> [PROBLEM TO WORK ON]: The entries below should be output exactly as written.

> [Data entries for graphics]:
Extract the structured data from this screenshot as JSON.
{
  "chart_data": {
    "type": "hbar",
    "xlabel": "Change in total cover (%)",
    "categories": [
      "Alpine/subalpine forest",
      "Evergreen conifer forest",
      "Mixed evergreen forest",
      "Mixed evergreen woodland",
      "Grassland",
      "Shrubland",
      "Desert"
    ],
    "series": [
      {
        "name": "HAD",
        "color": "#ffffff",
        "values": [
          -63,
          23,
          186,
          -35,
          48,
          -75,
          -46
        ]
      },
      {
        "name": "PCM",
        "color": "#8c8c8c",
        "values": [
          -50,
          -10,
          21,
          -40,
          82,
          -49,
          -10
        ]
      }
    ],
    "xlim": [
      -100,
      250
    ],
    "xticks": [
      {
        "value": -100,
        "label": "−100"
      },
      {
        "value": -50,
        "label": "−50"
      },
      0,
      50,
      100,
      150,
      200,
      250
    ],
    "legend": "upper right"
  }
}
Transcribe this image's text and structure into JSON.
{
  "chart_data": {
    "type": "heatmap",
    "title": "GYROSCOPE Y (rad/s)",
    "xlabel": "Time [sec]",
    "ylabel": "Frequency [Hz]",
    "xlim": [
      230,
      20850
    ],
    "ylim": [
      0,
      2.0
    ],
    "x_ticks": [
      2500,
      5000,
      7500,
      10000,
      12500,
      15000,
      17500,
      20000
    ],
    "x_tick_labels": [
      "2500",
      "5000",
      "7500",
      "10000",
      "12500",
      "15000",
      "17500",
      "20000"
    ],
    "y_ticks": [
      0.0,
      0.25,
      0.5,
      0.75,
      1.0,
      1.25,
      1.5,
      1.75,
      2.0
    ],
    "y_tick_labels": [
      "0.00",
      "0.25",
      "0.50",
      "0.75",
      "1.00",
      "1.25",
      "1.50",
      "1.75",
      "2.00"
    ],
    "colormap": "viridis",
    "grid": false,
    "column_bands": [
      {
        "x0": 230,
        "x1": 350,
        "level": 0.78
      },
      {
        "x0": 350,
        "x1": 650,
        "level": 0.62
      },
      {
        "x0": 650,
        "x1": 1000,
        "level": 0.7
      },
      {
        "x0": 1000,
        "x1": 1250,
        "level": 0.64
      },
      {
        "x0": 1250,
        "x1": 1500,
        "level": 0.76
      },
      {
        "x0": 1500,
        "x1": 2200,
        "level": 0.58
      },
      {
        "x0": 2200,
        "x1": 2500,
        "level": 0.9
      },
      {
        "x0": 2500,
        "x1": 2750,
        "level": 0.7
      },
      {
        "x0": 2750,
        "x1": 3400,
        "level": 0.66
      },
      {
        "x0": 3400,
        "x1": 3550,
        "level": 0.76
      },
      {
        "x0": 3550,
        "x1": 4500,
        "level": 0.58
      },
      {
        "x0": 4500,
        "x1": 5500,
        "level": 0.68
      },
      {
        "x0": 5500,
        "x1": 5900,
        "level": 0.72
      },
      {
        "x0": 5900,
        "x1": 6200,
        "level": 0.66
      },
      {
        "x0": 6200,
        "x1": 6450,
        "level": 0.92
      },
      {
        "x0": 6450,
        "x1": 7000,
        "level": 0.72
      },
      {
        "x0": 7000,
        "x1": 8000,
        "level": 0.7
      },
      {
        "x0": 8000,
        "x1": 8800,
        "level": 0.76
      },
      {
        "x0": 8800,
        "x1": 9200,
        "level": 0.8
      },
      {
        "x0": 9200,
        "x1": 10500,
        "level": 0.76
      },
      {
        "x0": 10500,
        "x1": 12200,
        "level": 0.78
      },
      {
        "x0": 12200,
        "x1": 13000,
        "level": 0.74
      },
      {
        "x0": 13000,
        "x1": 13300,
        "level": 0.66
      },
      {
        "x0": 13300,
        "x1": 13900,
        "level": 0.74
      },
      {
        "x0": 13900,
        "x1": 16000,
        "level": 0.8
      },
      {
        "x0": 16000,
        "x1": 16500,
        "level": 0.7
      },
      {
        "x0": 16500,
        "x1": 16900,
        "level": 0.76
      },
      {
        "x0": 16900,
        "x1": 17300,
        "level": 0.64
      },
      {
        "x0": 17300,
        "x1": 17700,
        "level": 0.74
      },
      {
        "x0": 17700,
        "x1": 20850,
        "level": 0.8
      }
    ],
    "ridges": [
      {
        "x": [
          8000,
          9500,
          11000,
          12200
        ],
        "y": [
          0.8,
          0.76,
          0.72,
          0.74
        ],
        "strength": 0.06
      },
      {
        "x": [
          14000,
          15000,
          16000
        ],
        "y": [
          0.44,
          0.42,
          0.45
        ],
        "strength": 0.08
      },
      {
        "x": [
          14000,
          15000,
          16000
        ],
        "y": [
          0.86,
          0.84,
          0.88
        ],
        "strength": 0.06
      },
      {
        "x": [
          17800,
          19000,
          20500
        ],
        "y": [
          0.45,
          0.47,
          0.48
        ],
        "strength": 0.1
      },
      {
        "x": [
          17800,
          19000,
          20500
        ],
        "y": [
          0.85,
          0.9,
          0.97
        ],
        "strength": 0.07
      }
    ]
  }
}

> [FULL OUTPUT]:
Extract the structured data from this screenshot as JSON.
{
  "chart_data": {
    "type": "hbar",
    "xlabel": "Change in total cover (%)",
    "categories": [
      "Alpine/subalpine forest",
      "Evergreen conifer forest",
      "Mixed evergreen forest",
      "Mixed evergreen woodland",
      "Grassland",
      "Shrubland",
      "Desert"
    ],
    "series": [
      {
        "name": "HAD",
        "color": "#ffffff",
        "values": [
          -63,
          23,
          186,
          -35,
          48,
          -75,
          -46
        ]
      },
      {
        "name": "PCM",
        "color": "#8c8c8c",
        "values": [
          -50,
          -10,
          21,
          -40,
          82,
          -49,
          -10
        ]
      }
    ],
    "xlim": [
      -100,
      250
    ],
    "xticks": [
      {
        "value": -100,
        "label": "−100"
      },
      {
        "value": -50,
        "label": "−50"
      },
      0,
      50,
      100,
      150,
      200,
      250
    ],
    "legend": "upper right"
  }
}
Transcribe this image's text and structure into JSON.
{
  "chart_data": {
    "type": "heatmap",
    "title": "GYROSCOPE Y (rad/s)",
    "xlabel": "Time [sec]",
    "ylabel": "Frequency [Hz]",
    "xlim": [
      230,
      20850
    ],
    "ylim": [
      0,
      2.0
    ],
    "x_ticks": [
      2500,
      5000,
      7500,
      10000,
      12500,
      15000,
      17500,
      20000
    ],
    "x_tick_labels": [
      "2500",
      "5000",
      "7500",
      "10000",
      "12500",
      "15000",
      "17500",
      "20000"
    ],
    "y_ticks": [
      0.0,
      0.25,
      0.5,
      0.75,
      1.0,
      1.25,
      1.5,
      1.75,
      2.0
    ],
    "y_tick_labels": [
      "0.00",
      "0.25",
      "0.50",
      "0.75",
      "1.00",
      "1.25",
      "1.50",
      "1.75",
      "2.00"
    ],
    "colormap": "viridis",
    "grid": false,
    "column_bands": [
      {
        "x0": 230,
        "x1": 350,
        "level": 0.78
      },
      {
        "x0": 350,
        "x1": 650,
        "level": 0.62
      },
      {
        "x0": 650,
        "x1": 1000,
        "level": 0.7
      },
      {
        "x0": 1000,
        "x1": 1250,
        "level": 0.64
      },
      {
        "x0": 1250,
        "x1": 1500,
        "level": 0.76
      },
      {
        "x0": 1500,
        "x1": 2200,
        "level": 0.58
      },
      {
        "x0": 2200,
        "x1": 2500,
        "level": 0.9
      },
      {
        "x0": 2500,
        "x1": 2750,
        "level": 0.7
      },
      {
        "x0": 2750,
        "x1": 3400,
        "level": 0.66
      },
      {
        "x0": 3400,
        "x1": 3550,
        "level": 0.76
      },
      {
        "x0": 3550,
        "x1": 4500,
        "level": 0.58
      },
      {
        "x0": 4500,
        "x1": 5500,
        "level": 0.68
      },
      {
        "x0": 5500,
        "x1": 5900,
        "level": 0.72
      },
      {
        "x0": 5900,
        "x1": 6200,
        "level": 0.66
      },
      {
        "x0": 6200,
        "x1": 6450,
        "level": 0.92
      },
      {
        "x0": 6450,
        "x1": 7000,
        "level": 0.72
      },
      {
        "x0": 7000,
        "x1": 8000,
        "level": 0.7
      },
      {
        "x0": 8000,
        "x1": 8800,
        "level": 0.76
      },
      {
        "x0": 8800,
        "x1": 9200,
        "level": 0.8
      },
      {
        "x0": 9200,
        "x1": 10500,
        "level": 0.76
      },
      {
        "x0": 10500,
        "x1": 12200,
        "level": 0.78
      },
      {
        "x0": 12200,
        "x1": 13000,
        "level": 0.74
      },
      {
        "x0": 13000,
        "x1": 13300,
        "level": 0.66
      },
      {
        "x0": 13300,
        "x1": 13900,
        "level": 0.74
      },
      {
        "x0": 13900,
        "x1": 16000,
        "level": 0.8
      },
      {
        "x0": 16000,
        "x1": 16500,
        "level": 0.7
      },
      {
        "x0": 16500,
        "x1": 16900,
        "level": 0.76
      },
      {
        "x0": 16900,
        "x1": 17300,
        "level": 0.64
      },
      {
        "x0": 17300,
        "x1": 17700,
        "level": 0.74
      },
      {
        "x0": 17700,
        "x1": 20850,
        "level": 0.8
      }
    ],
    "ridges": [
      {
        "x": [
          8000,
          9500,
          11000,
          12200
        ],
        "y": [
          0.8,
          0.76,
          0.72,
          0.74
        ],
        "strength": 0.06
      },
      {
        "x": [
          14000,
          15000,
          16000
        ],
        "y": [
          0.44,
          0.42,
          0.45
        ],
        "strength": 0.08
      },
      {
        "x": [
          14000,
          15000,
          16000
        ],
        "y": [
          0.86,
          0.84,
          0.88
        ],
        "strength": 0.06
      },
      {
        "x": [
          17800,
          19000,
          20500
        ],
        "y": [
          0.45,
          0.47,
          0.48
        ],
        "strength": 0.1
      },
      {
        "x": [
          17800,
          19000,
          20500
        ],
        "y": [
          0.85,
          0.9,
          0.97
        ],
        "strength": 0.07
      }
    ]
  }
}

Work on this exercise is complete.